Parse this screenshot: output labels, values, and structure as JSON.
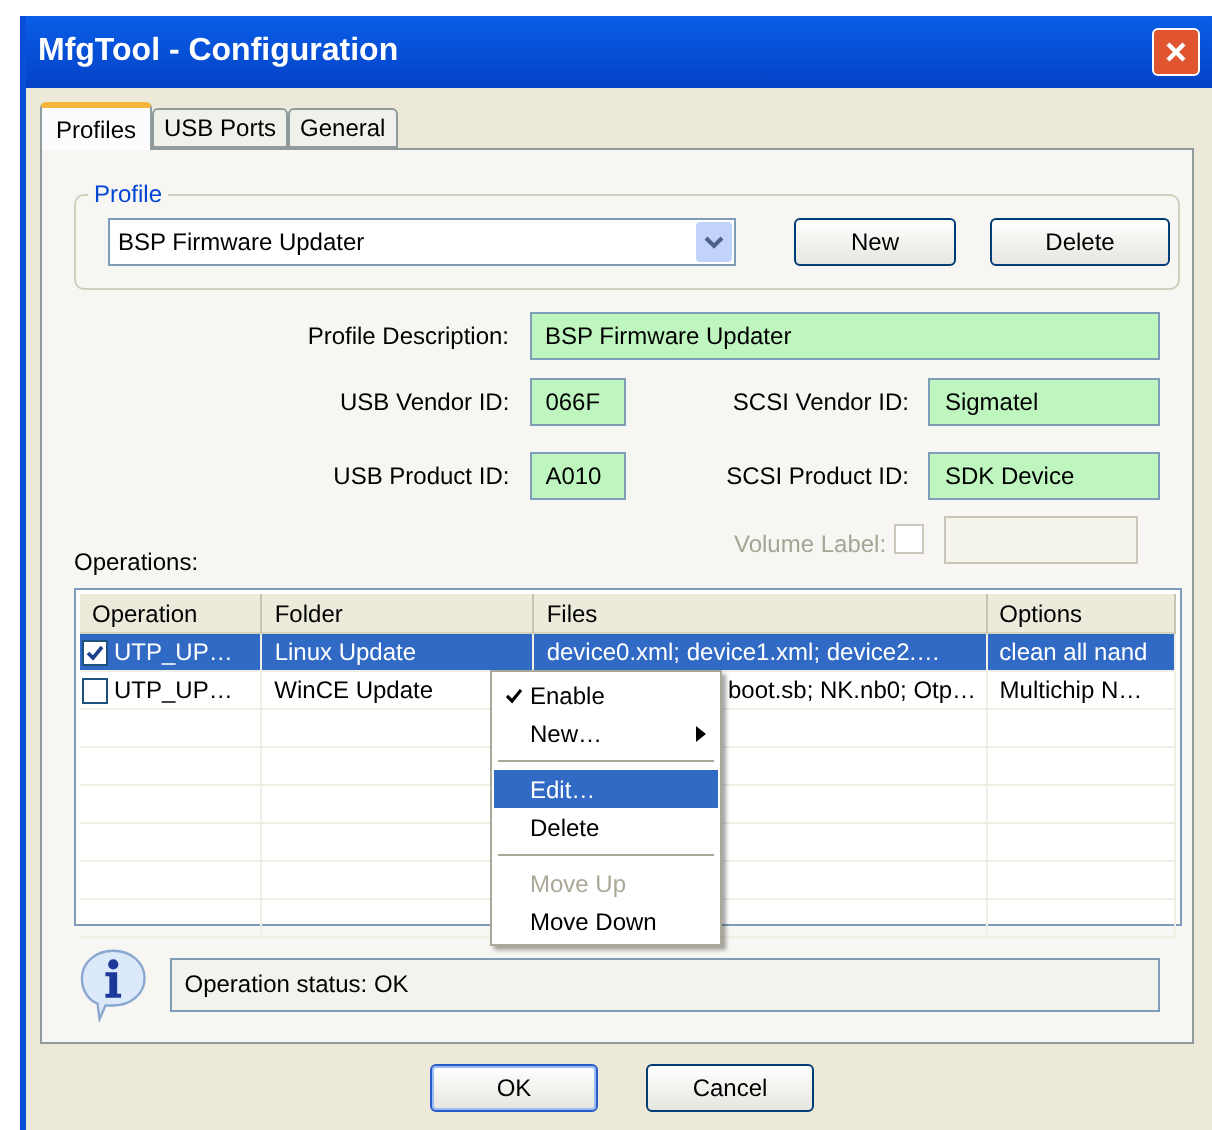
{
  "window": {
    "title": "MfgTool - Configuration"
  },
  "tabs": [
    {
      "label": "Profiles",
      "selected": true
    },
    {
      "label": "USB Ports",
      "selected": false
    },
    {
      "label": "General",
      "selected": false
    }
  ],
  "profile": {
    "group_label": "Profile",
    "value": "BSP Firmware Updater",
    "buttons": [
      "New",
      "Delete"
    ]
  },
  "fields": [
    {
      "label": "Profile Description:",
      "value": "BSP Firmware Updater"
    },
    {
      "label": "USB Vendor ID:",
      "value": "066F"
    },
    {
      "label": "SCSI Vendor ID:",
      "value": "Sigmatel"
    },
    {
      "label": "USB Product ID:",
      "value": "A010"
    },
    {
      "label": "SCSI Product ID:",
      "value": "SDK Device"
    }
  ],
  "volume_label": {
    "label": "Volume Label:",
    "checked": false,
    "disabled": true
  },
  "operations": {
    "label": "Operations:",
    "columns": [
      "Operation",
      "Folder",
      "Files",
      "Options"
    ],
    "rows": [
      {
        "checked": true,
        "selected": true,
        "cells": [
          "UTP_UP…",
          "Linux Update",
          "device0.xml; device1.xml; device2.…",
          "clean all nand"
        ]
      },
      {
        "checked": false,
        "selected": false,
        "cells": [
          "UTP_UP…",
          "WinCE Update",
          "boot.sb; NK.nb0; Otp…",
          "Multichip N…"
        ]
      }
    ]
  },
  "context_menu": [
    {
      "kind": "checked_item",
      "label": "Enable",
      "selected": false,
      "disabled": false
    },
    {
      "kind": "submenu_item",
      "label": "New…",
      "selected": false,
      "disabled": false
    },
    {
      "kind": "separator"
    },
    {
      "kind": "item",
      "label": "Edit…",
      "selected": true,
      "disabled": false
    },
    {
      "kind": "item",
      "label": "Delete",
      "selected": false,
      "disabled": false
    },
    {
      "kind": "separator"
    },
    {
      "kind": "item",
      "label": "Move Up",
      "selected": false,
      "disabled": true
    },
    {
      "kind": "item",
      "label": "Move Down",
      "selected": false,
      "disabled": false
    }
  ],
  "status": "Operation status: OK",
  "buttons": [
    "OK",
    "Cancel"
  ]
}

§ What the task requires
Say how many lines contain "Firmware", and give nothing but that number.

§ Exercise output
2